##### RECORDS FOR THIS EXERCISE #####
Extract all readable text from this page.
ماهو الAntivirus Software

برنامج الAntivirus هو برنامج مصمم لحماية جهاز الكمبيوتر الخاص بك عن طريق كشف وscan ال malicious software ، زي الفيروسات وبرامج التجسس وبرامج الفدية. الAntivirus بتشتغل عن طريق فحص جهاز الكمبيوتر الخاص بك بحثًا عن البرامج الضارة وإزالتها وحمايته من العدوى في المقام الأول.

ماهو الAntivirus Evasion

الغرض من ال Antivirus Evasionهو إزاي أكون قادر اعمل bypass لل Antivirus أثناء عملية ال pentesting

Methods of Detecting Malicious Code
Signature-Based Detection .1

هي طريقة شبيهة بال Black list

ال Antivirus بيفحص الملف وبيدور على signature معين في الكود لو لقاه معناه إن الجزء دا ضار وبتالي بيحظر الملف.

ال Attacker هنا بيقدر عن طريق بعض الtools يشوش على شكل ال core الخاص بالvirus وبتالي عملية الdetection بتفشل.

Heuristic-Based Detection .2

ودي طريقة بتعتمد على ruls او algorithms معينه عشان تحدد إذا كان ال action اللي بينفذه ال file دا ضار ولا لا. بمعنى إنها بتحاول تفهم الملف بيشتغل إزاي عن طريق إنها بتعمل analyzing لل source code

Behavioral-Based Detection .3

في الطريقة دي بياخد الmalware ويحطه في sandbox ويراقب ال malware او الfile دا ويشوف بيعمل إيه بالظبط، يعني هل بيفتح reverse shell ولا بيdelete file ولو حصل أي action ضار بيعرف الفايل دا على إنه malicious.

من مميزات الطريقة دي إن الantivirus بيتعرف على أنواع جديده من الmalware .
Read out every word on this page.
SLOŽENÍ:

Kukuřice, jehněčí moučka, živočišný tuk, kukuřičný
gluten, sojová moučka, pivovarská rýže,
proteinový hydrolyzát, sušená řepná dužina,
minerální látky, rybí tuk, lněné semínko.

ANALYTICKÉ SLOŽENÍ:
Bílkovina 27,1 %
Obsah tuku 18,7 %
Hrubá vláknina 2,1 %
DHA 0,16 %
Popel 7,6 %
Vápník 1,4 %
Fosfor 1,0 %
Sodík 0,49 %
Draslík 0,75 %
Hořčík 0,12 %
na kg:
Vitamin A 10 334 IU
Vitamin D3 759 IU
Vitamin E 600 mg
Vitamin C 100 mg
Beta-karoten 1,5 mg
#####
- WORK TO COMPLETE: With nothing left out, print the data above exactly.

- ANSWER:
Extract all readable text from this page.
ماهو الAntivirus Software

برنامج الAntivirus هو برنامج مصمم لحماية جهاز الكمبيوتر الخاص بك عن طريق كشف وscan ال malicious software ، زي الفيروسات وبرامج التجسس وبرامج الفدية. الAntivirus بتشتغل عن طريق فحص جهاز الكمبيوتر الخاص بك بحثًا عن البرامج الضارة وإزالتها وحمايته من العدوى في المقام الأول.

ماهو الAntivirus Evasion

الغرض من ال Antivirus Evasionهو إزاي أكون قادر اعمل bypass لل Antivirus أثناء عملية ال pentesting

Methods of Detecting Malicious Code
Signature-Based Detection .1

هي طريقة شبيهة بال Black list

ال Antivirus بيفحص الملف وبيدور على signature معين في الكود لو لقاه معناه إن الجزء دا ضار وبتالي بيحظر الملف.

ال Attacker هنا بيقدر عن طريق بعض الtools يشوش على شكل ال core الخاص بالvirus وبتالي عملية الdetection بتفشل.

Heuristic-Based Detection .2

ودي طريقة بتعتمد على ruls او algorithms معينه عشان تحدد إذا كان ال action اللي بينفذه ال file دا ضار ولا لا. بمعنى إنها بتحاول تفهم الملف بيشتغل إزاي عن طريق إنها بتعمل analyzing لل source code

Behavioral-Based Detection .3

في الطريقة دي بياخد الmalware ويحطه في sandbox ويراقب ال malware او الfile دا ويشوف بيعمل إيه بالظبط، يعني هل بيفتح reverse shell ولا بيdelete file ولو حصل أي action ضار بيعرف الفايل دا على إنه malicious.

من مميزات الطريقة دي إن الantivirus بيتعرف على أنواع جديده من الmalware .
Read out every word on this page.
SLOŽENÍ:

Kukuřice, jehněčí moučka, živočišný tuk, kukuřičný
gluten, sojová moučka, pivovarská rýže,
proteinový hydrolyzát, sušená řepná dužina,
minerální látky, rybí tuk, lněné semínko.

ANALYTICKÉ SLOŽENÍ:
Bílkovina 27,1 %
Obsah tuku 18,7 %
Hrubá vláknina 2,1 %
DHA 0,16 %
Popel 7,6 %
Vápník 1,4 %
Fosfor 1,0 %
Sodík 0,49 %
Draslík 0,75 %
Hořčík 0,12 %
na kg:
Vitamin A 10 334 IU
Vitamin D3 759 IU
Vitamin E 600 mg
Vitamin C 100 mg
Beta-karoten 1,5 mg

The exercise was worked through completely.